» PROBLEM TO WORK ON
Copy every line of the following data that includes the string "page".

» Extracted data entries
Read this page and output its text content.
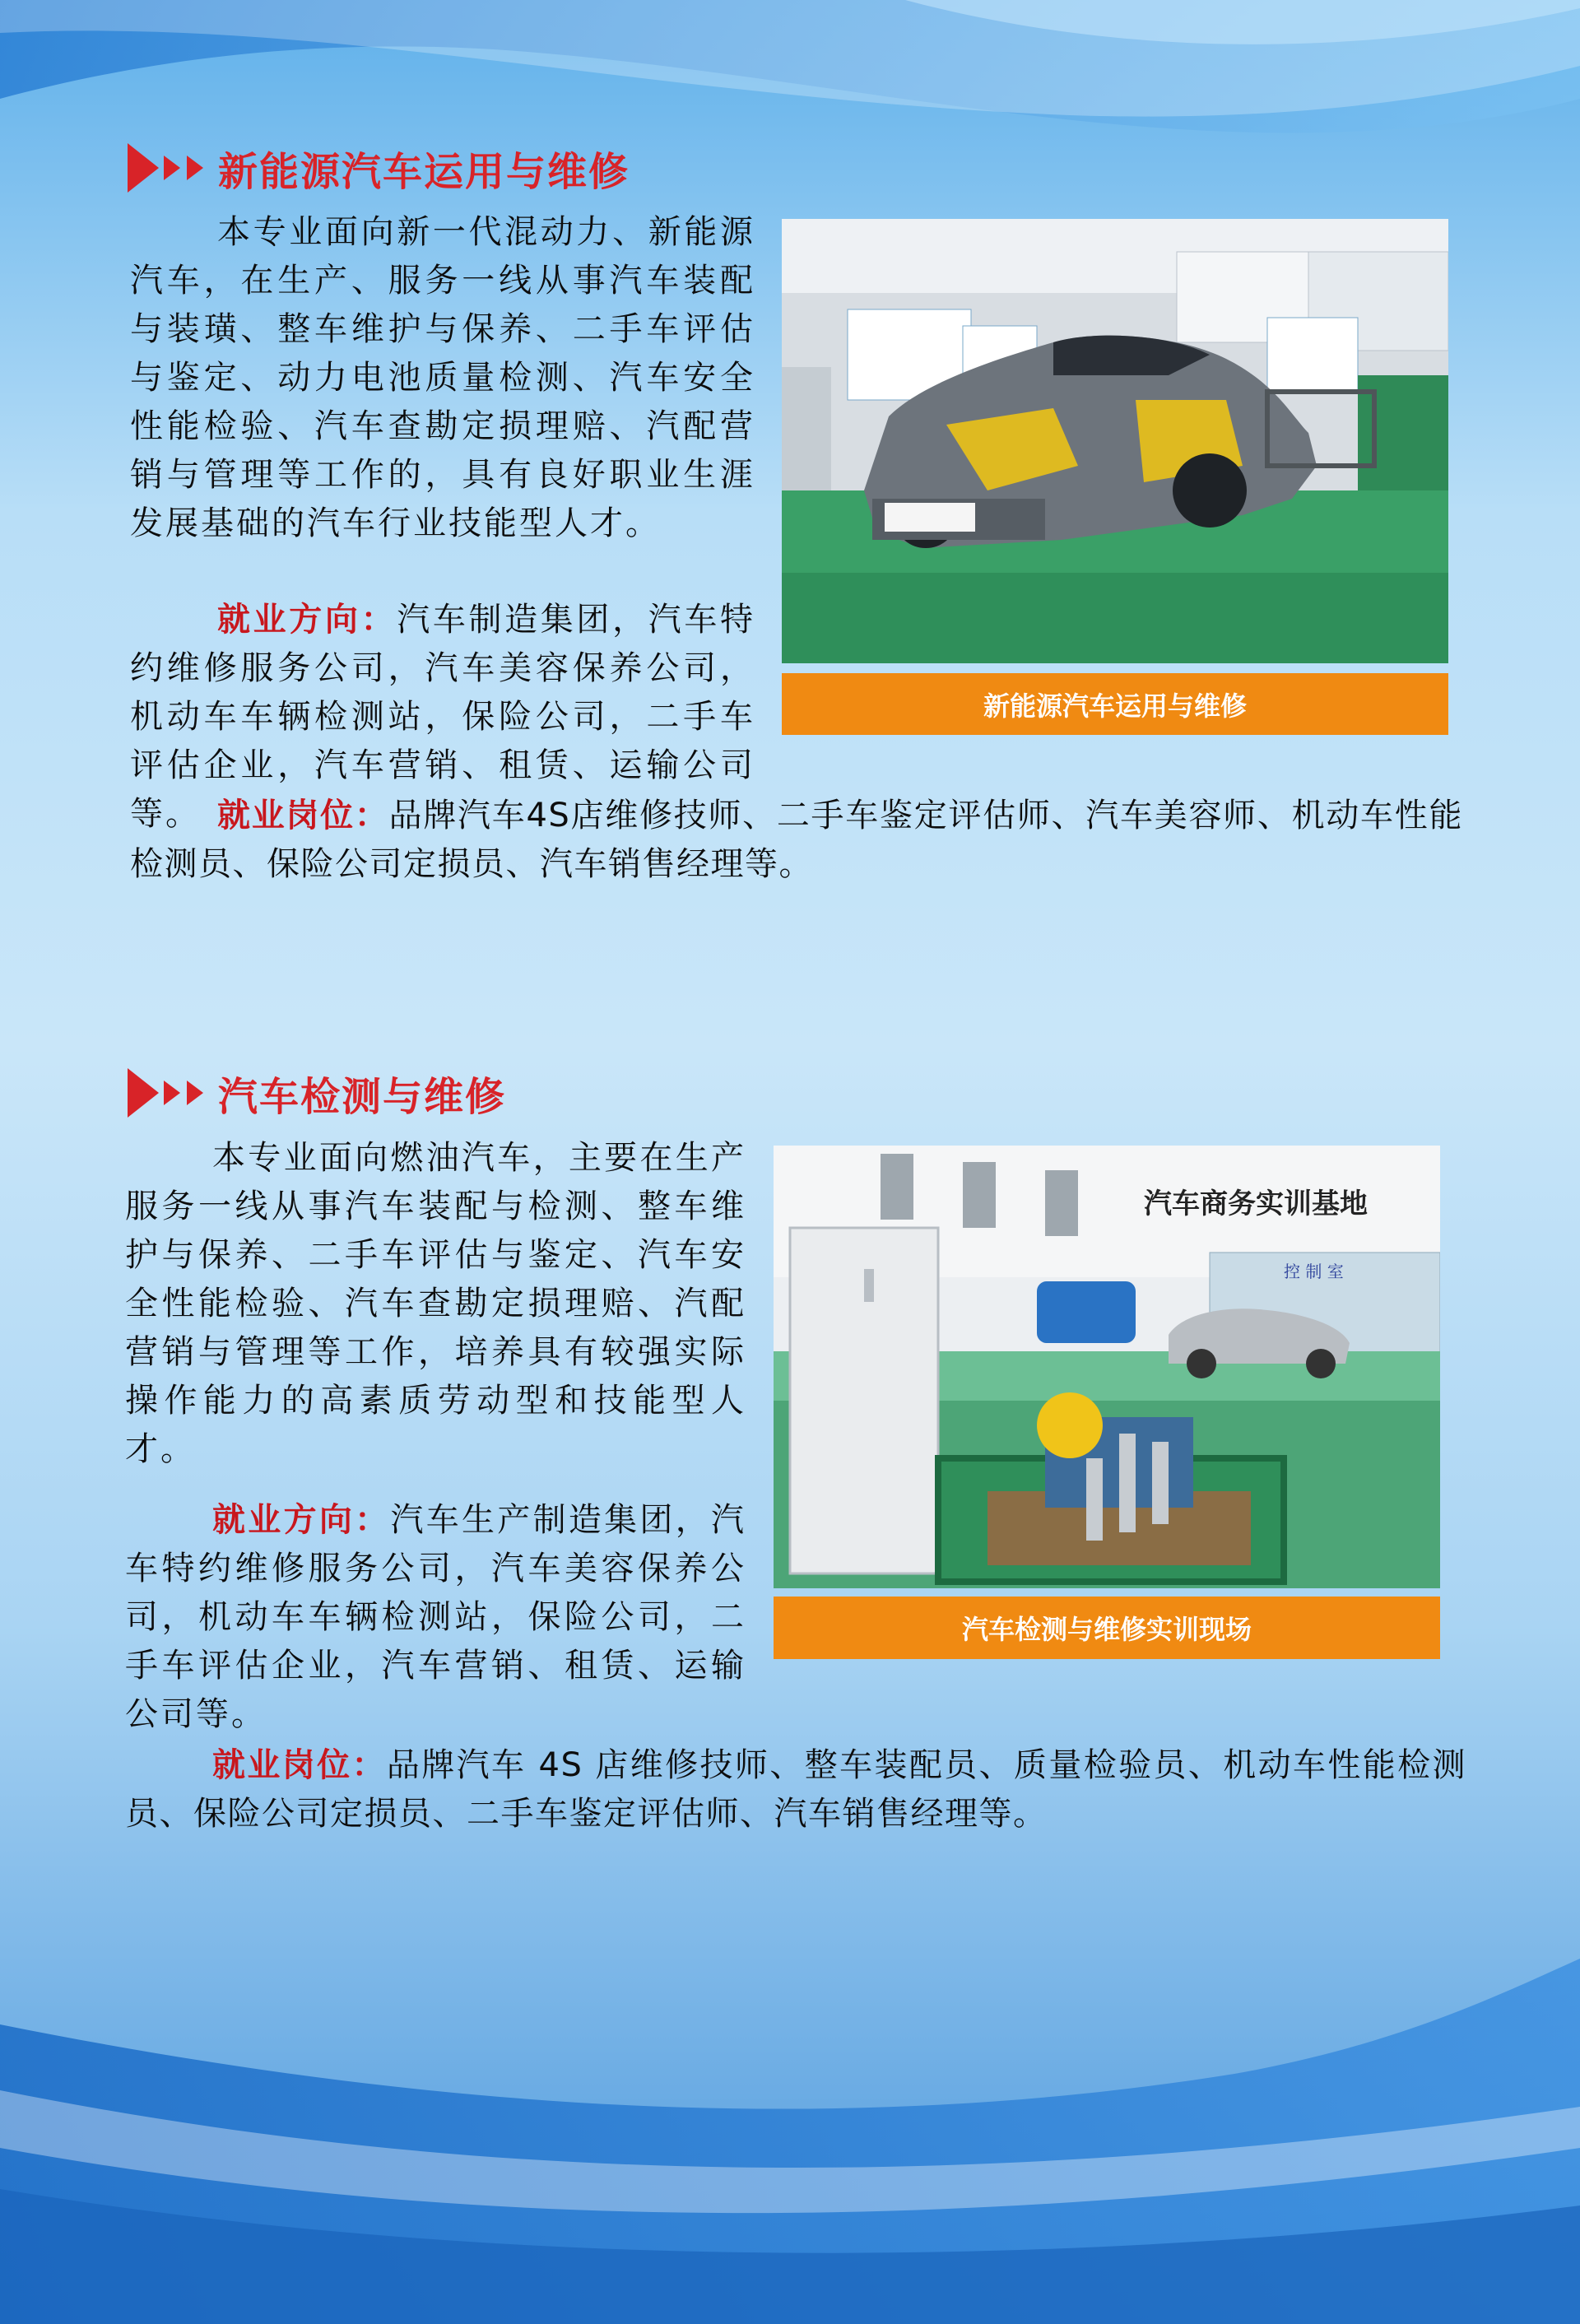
新能源汽车运用与维修
新能源汽车运用与维修

本专业面向新一代混动力、新能源汽车，在生产、服务一线从事汽车装配与装璜、整车维护与保养、二手车评估与鉴定、动力电池质量检测、汽车安全性能检验、汽车查勘定损理赔、汽配营销与管理等工作的，具有良好职业生涯发展基础的汽车行业技能型人才。

就业方向：汽车制造集团，汽车特约维修服务公司，汽车美容保养公司，机动车车辆检测站，保险公司，二手车评估企业，汽车营销、租赁、运输公司等。 就业岗位：品牌汽车4S店维修技师、二手车鉴定评估师、汽车美容师、机动车性能检测员、保险公司定损员、汽车销售经理等。

汽车检测与维修
汽车商务实训基地
控 制 室
汽车检测与维修实训现场

本专业面向燃油汽车，主要在生产服务一线从事汽车装配与检测、整车维护与保养、二手车评估与鉴定、汽车安全性能检验、汽车查勘定损理赔、汽配营销与管理等工作，培养具有较强实际操作能力的高素质劳动型和技能型人才。

就业方向：汽车生产制造集团，汽车特约维修服务公司，汽车美容保养公司，机动车车辆检测站，保险公司，二手车评估企业，汽车营销、租赁、运输公司等。

就业岗位：品牌汽车 4S 店维修技师、整车装配员、质量检验员、机动车性能检测员、保险公司定损员、二手车鉴定评估师、汽车销售经理等。
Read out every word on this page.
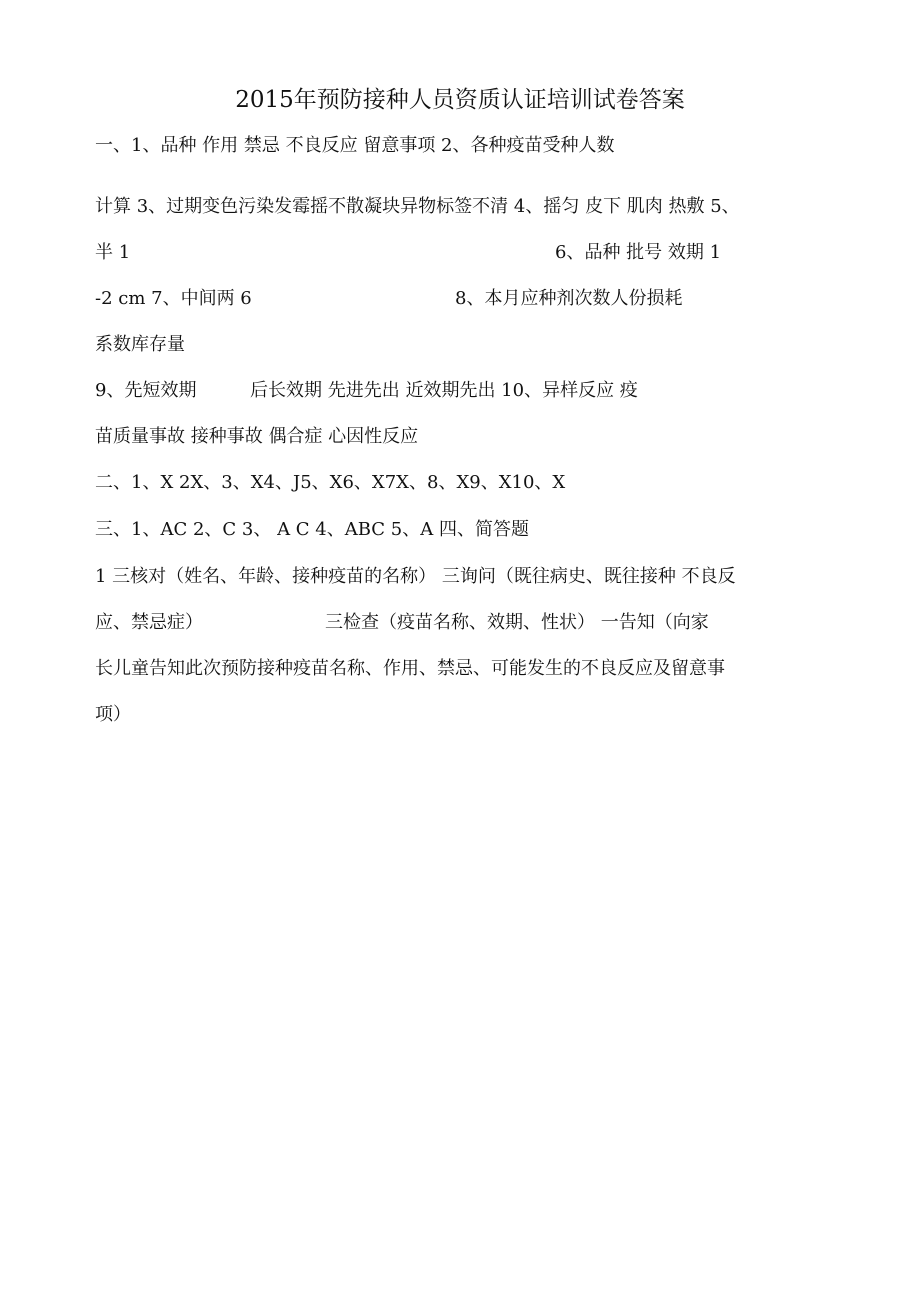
2015年预防接种人员资质认证培训试卷答案
一、1、品种 作用 禁忌 不良反应 留意事项 2、各种疫苗受种人数
计算 3、过期变色污染发霉摇不散凝块异物标签不清 4、摇匀 皮下 肌肉 热敷 5、
半 1	6、品种 批号 效期 1
-2 cm 7、中间两 6	8、本月应种剂次数人份损耗
系数库存量
9、先短效期	后长效期 先进先出 近效期先出 10、异样反应 疫
苗质量事故 接种事故 偶合症 心因性反应
二、1、X 2X、3、X4、J5、X6、X7X、8、X9、X10、X
三、1、AC 2、C 3、 A C 4、ABC 5、A 四、简答题
1 三核对（姓名、年龄、接种疫苗的名称） 三询问（既往病史、既往接种 不良反
应、禁忌症）	三检查（疫苗名称、效期、性状） 一告知（向家
长儿童告知此次预防接种疫苗名称、作用、禁忌、可能发生的不良反应及留意事
项）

» ANSWER BELOW
Read this page and output its text content.
Read out every word on this page.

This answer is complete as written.